--- Exercise inputs ---
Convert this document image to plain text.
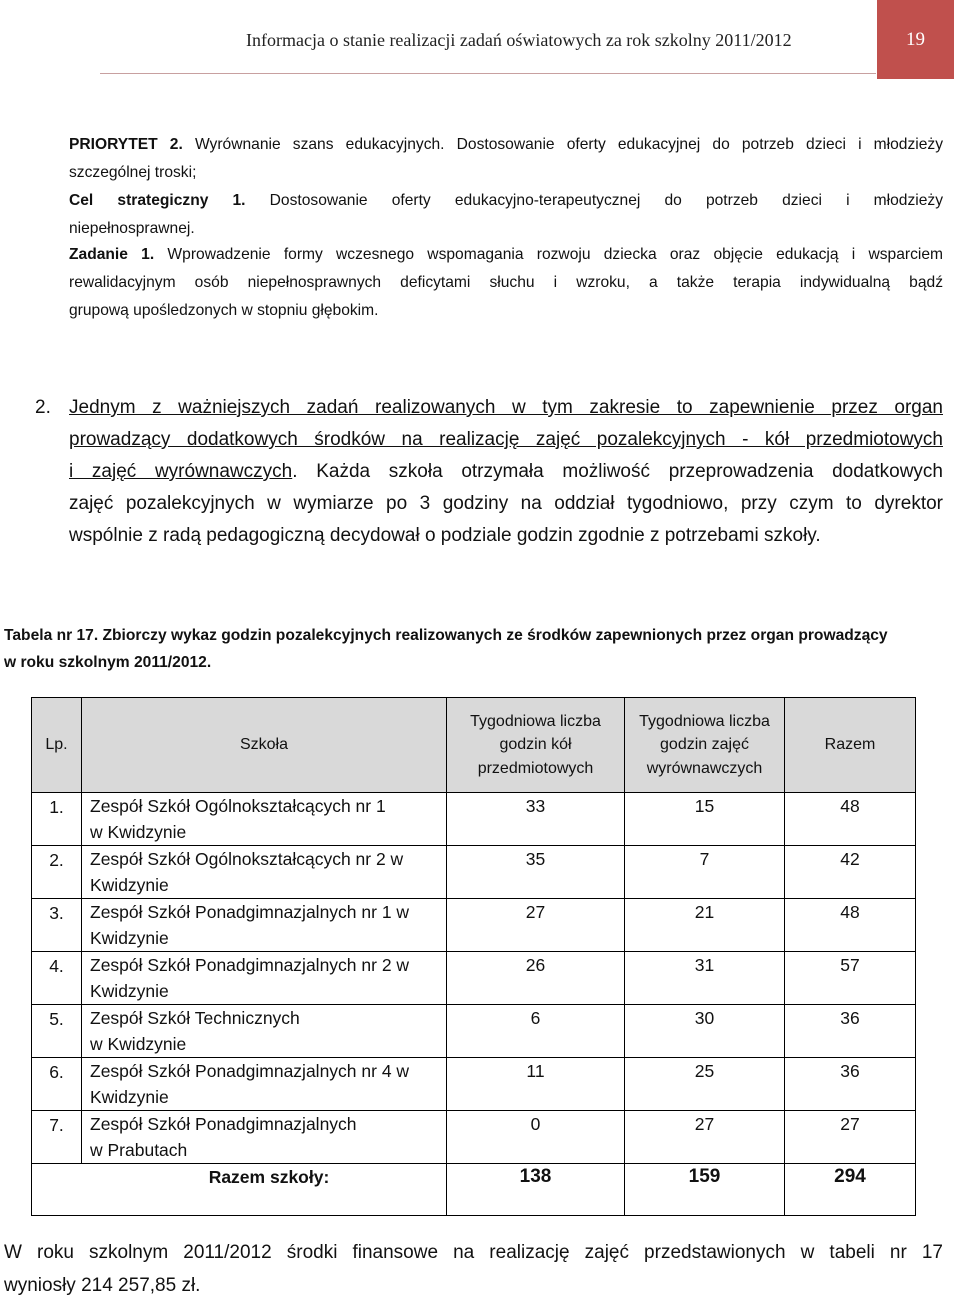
Informacja o stanie realizacji zadań oświatowych za rok szkolny 2011/2012	19
PRIORYTET 2. Wyrównanie szans edukacyjnych. Dostosowanie oferty edukacyjnej do potrzeb dzieci i młodzieży
szczególnej troski;
Cel strategiczny 1. Dostosowanie oferty edukacyjno-terapeutycznej do potrzeb dzieci i młodzieży
niepełnosprawnej.
Zadanie 1. Wprowadzenie formy wczesnego wspomagania rozwoju dziecka oraz objęcie edukacją i wsparciem
rewalidacyjnym osób niepełnosprawnych deficytami słuchu i wzroku, a także terapia indywidualną bądź
grupową upośledzonych w stopniu głębokim.
2. Jednym z ważniejszych zadań realizowanych w tym zakresie to zapewnienie przez organ
prowadzący dodatkowych środków na realizację zajęć pozalekcyjnych - kół przedmiotowych
i zajęć wyrównawczych. Każda szkoła otrzymała możliwość przeprowadzenia dodatkowych
zajęć pozalekcyjnych w wymiarze po 3 godziny na oddział tygodniowo, przy czym to dyrektor
wspólnie z radą pedagogiczną decydował o podziale godzin zgodnie z potrzebami szkoły.
Tabela nr 17. Zbiorczy wykaz godzin pozalekcyjnych realizowanych ze środków zapewnionych przez organ prowadzący
w roku szkolnym 2011/2012.
Lp.	Szkoła	Tygodniowa liczba godzin kół przedmiotowych	Tygodniowa liczba godzin zajęć wyrównawczych	Razem
1.	Zespół Szkół Ogólnokształcących nr 1
w Kwidzynie	33	15	48
2.	Zespół Szkół Ogólnokształcących nr 2 w
Kwidzynie	35	7	42
3.	Zespół Szkół Ponadgimnazjalnych nr 1 w
Kwidzynie	27	21	48
4.	Zespół Szkół Ponadgimnazjalnych nr 2 w
Kwidzynie	26	31	57
5.	Zespół Szkół Technicznych
w Kwidzynie	6	30	36
6.	Zespół Szkół Ponadgimnazjalnych nr 4 w
Kwidzynie	11	25	36
7.	Zespół Szkół Ponadgimnazjalnych
w Prabutach	0	27	27
Razem szkoły:		138	159	294
W roku szkolnym 2011/2012 środki finansowe na realizację zajęć przedstawionych w tabeli nr 17
wyniosły 214 257,85 zł.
---
> _Brief_: Filter the listing above for the string "Szkół" and copy every matching line.

> _Output of the exercise_:
1.	Zespół Szkół Ogólnokształcących nr 1
2.	Zespół Szkół Ogólnokształcących nr 2 w
3.	Zespół Szkół Ponadgimnazjalnych nr 1 w
4.	Zespół Szkół Ponadgimnazjalnych nr 2 w
5.	Zespół Szkół Technicznych
6.	Zespół Szkół Ponadgimnazjalnych nr 4 w
7.	Zespół Szkół Ponadgimnazjalnych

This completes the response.